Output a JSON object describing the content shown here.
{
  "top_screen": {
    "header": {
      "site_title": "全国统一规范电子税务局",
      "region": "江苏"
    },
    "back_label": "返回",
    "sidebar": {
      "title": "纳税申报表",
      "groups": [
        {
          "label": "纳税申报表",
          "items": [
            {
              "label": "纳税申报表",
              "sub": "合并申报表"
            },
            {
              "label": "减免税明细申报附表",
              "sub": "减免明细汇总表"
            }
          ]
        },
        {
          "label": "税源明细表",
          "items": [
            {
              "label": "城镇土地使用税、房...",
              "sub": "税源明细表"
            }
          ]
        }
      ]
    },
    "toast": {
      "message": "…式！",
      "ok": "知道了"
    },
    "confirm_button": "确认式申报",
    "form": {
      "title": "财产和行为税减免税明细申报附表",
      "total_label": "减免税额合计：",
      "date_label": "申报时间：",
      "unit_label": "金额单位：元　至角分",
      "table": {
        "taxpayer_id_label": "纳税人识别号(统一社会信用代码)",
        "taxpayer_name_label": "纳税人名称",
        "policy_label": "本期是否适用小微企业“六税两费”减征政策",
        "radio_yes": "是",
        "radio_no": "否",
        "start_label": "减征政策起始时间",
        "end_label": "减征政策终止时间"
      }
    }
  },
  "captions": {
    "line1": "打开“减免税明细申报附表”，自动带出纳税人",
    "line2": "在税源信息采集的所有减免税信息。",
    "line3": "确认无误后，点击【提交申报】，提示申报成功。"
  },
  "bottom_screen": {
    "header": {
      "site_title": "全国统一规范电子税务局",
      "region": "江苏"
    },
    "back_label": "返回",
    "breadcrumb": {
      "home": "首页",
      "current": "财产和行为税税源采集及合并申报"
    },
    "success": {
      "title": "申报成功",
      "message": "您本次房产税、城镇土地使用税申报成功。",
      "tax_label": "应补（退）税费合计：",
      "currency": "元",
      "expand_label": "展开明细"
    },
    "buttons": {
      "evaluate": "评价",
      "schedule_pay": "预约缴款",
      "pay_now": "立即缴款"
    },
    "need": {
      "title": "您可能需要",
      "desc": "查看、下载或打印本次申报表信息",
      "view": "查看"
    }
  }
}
────────────────────────────────────────
**Your objective:**
Go through the records and print each one exactly.

**Exercise output:**
Output a JSON object describing the content shown here.
{
  "top_screen": {
    "header": {
      "site_title": "全国统一规范电子税务局",
      "region": "江苏"
    },
    "back_label": "返回",
    "sidebar": {
      "title": "纳税申报表",
      "groups": [
        {
          "label": "纳税申报表",
          "items": [
            {
              "label": "纳税申报表",
              "sub": "合并申报表"
            },
            {
              "label": "减免税明细申报附表",
              "sub": "减免明细汇总表"
            }
          ]
        },
        {
          "label": "税源明细表",
          "items": [
            {
              "label": "城镇土地使用税、房...",
              "sub": "税源明细表"
            }
          ]
        }
      ]
    },
    "toast": {
      "message": "…式！",
      "ok": "知道了"
    },
    "confirm_button": "确认式申报",
    "form": {
      "title": "财产和行为税减免税明细申报附表",
      "total_label": "减免税额合计：",
      "date_label": "申报时间：",
      "unit_label": "金额单位：元　至角分",
      "table": {
        "taxpayer_id_label": "纳税人识别号(统一社会信用代码)",
        "taxpayer_name_label": "纳税人名称",
        "policy_label": "本期是否适用小微企业“六税两费”减征政策",
        "radio_yes": "是",
        "radio_no": "否",
        "start_label": "减征政策起始时间",
        "end_label": "减征政策终止时间"
      }
    }
  },
  "captions": {
    "line1": "打开“减免税明细申报附表”，自动带出纳税人",
    "line2": "在税源信息采集的所有减免税信息。",
    "line3": "确认无误后，点击【提交申报】，提示申报成功。"
  },
  "bottom_screen": {
    "header": {
      "site_title": "全国统一规范电子税务局",
      "region": "江苏"
    },
    "back_label": "返回",
    "breadcrumb": {
      "home": "首页",
      "current": "财产和行为税税源采集及合并申报"
    },
    "success": {
      "title": "申报成功",
      "message": "您本次房产税、城镇土地使用税申报成功。",
      "tax_label": "应补（退）税费合计：",
      "currency": "元",
      "expand_label": "展开明细"
    },
    "buttons": {
      "evaluate": "评价",
      "schedule_pay": "预约缴款",
      "pay_now": "立即缴款"
    },
    "need": {
      "title": "您可能需要",
      "desc": "查看、下载或打印本次申报表信息",
      "view": "查看"
    }
  }
}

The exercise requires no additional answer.